TO DO:
Write out all of the lines below, exactly and completely.

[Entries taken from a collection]
::::::

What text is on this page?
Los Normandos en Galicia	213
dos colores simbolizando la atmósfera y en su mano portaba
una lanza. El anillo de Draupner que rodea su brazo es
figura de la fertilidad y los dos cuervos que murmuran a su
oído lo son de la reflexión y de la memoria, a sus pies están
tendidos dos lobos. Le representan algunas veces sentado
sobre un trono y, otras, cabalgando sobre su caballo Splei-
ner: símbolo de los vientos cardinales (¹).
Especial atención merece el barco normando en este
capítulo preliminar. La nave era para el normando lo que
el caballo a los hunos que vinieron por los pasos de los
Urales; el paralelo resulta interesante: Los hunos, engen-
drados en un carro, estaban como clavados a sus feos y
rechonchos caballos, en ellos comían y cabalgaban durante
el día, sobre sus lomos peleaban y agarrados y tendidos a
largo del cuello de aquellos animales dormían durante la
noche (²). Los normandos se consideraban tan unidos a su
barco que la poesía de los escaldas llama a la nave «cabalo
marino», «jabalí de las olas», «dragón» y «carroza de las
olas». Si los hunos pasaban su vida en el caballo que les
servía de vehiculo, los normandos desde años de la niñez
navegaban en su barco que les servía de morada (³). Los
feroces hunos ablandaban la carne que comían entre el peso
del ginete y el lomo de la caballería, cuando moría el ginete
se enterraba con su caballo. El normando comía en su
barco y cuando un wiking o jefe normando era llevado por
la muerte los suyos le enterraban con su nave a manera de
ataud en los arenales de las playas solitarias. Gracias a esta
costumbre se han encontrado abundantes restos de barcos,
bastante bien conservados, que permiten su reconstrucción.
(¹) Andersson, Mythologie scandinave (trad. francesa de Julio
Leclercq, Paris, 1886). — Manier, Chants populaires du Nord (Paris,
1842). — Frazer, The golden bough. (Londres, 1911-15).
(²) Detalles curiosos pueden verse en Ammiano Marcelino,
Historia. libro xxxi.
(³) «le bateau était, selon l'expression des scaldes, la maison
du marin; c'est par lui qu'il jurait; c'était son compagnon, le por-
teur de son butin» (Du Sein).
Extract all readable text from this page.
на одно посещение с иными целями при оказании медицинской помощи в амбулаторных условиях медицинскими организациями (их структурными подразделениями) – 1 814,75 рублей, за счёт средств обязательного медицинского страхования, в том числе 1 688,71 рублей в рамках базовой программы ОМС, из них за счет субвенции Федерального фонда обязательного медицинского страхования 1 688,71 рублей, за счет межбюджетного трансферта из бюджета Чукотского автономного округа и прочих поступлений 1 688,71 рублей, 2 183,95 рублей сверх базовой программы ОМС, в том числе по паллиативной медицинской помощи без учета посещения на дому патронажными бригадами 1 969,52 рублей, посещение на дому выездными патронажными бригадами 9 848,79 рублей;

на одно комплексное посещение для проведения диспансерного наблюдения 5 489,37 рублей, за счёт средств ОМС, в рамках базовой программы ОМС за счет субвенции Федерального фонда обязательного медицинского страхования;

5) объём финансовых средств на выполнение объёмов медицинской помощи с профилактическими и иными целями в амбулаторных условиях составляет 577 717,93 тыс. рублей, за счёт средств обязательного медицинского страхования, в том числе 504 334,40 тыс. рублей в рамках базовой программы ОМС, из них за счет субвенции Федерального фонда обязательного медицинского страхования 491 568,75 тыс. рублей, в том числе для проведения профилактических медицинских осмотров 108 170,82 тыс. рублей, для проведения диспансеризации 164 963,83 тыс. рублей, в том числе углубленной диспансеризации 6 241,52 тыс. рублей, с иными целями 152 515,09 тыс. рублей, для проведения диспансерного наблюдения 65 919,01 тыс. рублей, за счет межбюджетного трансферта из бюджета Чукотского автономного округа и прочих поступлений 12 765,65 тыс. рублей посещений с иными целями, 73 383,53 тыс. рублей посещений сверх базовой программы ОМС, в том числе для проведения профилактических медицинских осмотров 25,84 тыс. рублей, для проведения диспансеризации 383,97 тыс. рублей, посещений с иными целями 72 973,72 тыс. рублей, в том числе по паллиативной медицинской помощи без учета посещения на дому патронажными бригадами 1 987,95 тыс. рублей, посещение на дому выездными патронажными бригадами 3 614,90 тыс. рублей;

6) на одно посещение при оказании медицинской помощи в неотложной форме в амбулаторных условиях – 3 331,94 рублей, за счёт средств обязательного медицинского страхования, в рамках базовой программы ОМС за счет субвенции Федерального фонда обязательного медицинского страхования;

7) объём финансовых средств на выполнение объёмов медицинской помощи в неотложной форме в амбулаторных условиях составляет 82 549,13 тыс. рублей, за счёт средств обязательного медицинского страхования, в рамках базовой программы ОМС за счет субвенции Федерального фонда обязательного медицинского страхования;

::::::

FULL OUTPUT:
What text is on this page?
Los Normandos en Galicia	213
dos colores simbolizando la atmósfera y en su mano portaba
una lanza. El anillo de Draupner que rodea su brazo es
figura de la fertilidad y los dos cuervos que murmuran a su
oído lo son de la reflexión y de la memoria, a sus pies están
tendidos dos lobos. Le representan algunas veces sentado
sobre un trono y, otras, cabalgando sobre su caballo Splei-
ner: símbolo de los vientos cardinales (¹).
Especial atención merece el barco normando en este
capítulo preliminar. La nave era para el normando lo que
el caballo a los hunos que vinieron por los pasos de los
Urales; el paralelo resulta interesante: Los hunos, engen-
drados en un carro, estaban como clavados a sus feos y
rechonchos caballos, en ellos comían y cabalgaban durante
el día, sobre sus lomos peleaban y agarrados y tendidos a
largo del cuello de aquellos animales dormían durante la
noche (²). Los normandos se consideraban tan unidos a su
barco que la poesía de los escaldas llama a la nave «cabalo
marino», «jabalí de las olas», «dragón» y «carroza de las
olas». Si los hunos pasaban su vida en el caballo que les
servía de vehiculo, los normandos desde años de la niñez
navegaban en su barco que les servía de morada (³). Los
feroces hunos ablandaban la carne que comían entre el peso
del ginete y el lomo de la caballería, cuando moría el ginete
se enterraba con su caballo. El normando comía en su
barco y cuando un wiking o jefe normando era llevado por
la muerte los suyos le enterraban con su nave a manera de
ataud en los arenales de las playas solitarias. Gracias a esta
costumbre se han encontrado abundantes restos de barcos,
bastante bien conservados, que permiten su reconstrucción.
(¹) Andersson, Mythologie scandinave (trad. francesa de Julio
Leclercq, Paris, 1886). — Manier, Chants populaires du Nord (Paris,
1842). — Frazer, The golden bough. (Londres, 1911-15).
(²) Detalles curiosos pueden verse en Ammiano Marcelino,
Historia. libro xxxi.
(³) «le bateau était, selon l'expression des scaldes, la maison
du marin; c'est par lui qu'il jurait; c'était son compagnon, le por-
teur de son butin» (Du Sein).
Extract all readable text from this page.
на одно посещение с иными целями при оказании медицинской помощи в амбулаторных условиях медицинскими организациями (их структурными подразделениями) – 1 814,75 рублей, за счёт средств обязательного медицинского страхования, в том числе 1 688,71 рублей в рамках базовой программы ОМС, из них за счет субвенции Федерального фонда обязательного медицинского страхования 1 688,71 рублей, за счет межбюджетного трансферта из бюджета Чукотского автономного округа и прочих поступлений 1 688,71 рублей, 2 183,95 рублей сверх базовой программы ОМС, в том числе по паллиативной медицинской помощи без учета посещения на дому патронажными бригадами 1 969,52 рублей, посещение на дому выездными патронажными бригадами 9 848,79 рублей;

на одно комплексное посещение для проведения диспансерного наблюдения 5 489,37 рублей, за счёт средств ОМС, в рамках базовой программы ОМС за счет субвенции Федерального фонда обязательного медицинского страхования;

5) объём финансовых средств на выполнение объёмов медицинской помощи с профилактическими и иными целями в амбулаторных условиях составляет 577 717,93 тыс. рублей, за счёт средств обязательного медицинского страхования, в том числе 504 334,40 тыс. рублей в рамках базовой программы ОМС, из них за счет субвенции Федерального фонда обязательного медицинского страхования 491 568,75 тыс. рублей, в том числе для проведения профилактических медицинских осмотров 108 170,82 тыс. рублей, для проведения диспансеризации 164 963,83 тыс. рублей, в том числе углубленной диспансеризации 6 241,52 тыс. рублей, с иными целями 152 515,09 тыс. рублей, для проведения диспансерного наблюдения 65 919,01 тыс. рублей, за счет межбюджетного трансферта из бюджета Чукотского автономного округа и прочих поступлений 12 765,65 тыс. рублей посещений с иными целями, 73 383,53 тыс. рублей посещений сверх базовой программы ОМС, в том числе для проведения профилактических медицинских осмотров 25,84 тыс. рублей, для проведения диспансеризации 383,97 тыс. рублей, посещений с иными целями 72 973,72 тыс. рублей, в том числе по паллиативной медицинской помощи без учета посещения на дому патронажными бригадами 1 987,95 тыс. рублей, посещение на дому выездными патронажными бригадами 3 614,90 тыс. рублей;

6) на одно посещение при оказании медицинской помощи в неотложной форме в амбулаторных условиях – 3 331,94 рублей, за счёт средств обязательного медицинского страхования, в рамках базовой программы ОМС за счет субвенции Федерального фонда обязательного медицинского страхования;

7) объём финансовых средств на выполнение объёмов медицинской помощи в неотложной форме в амбулаторных условиях составляет 82 549,13 тыс. рублей, за счёт средств обязательного медицинского страхования, в рамках базовой программы ОМС за счет субвенции Федерального фонда обязательного медицинского страхования;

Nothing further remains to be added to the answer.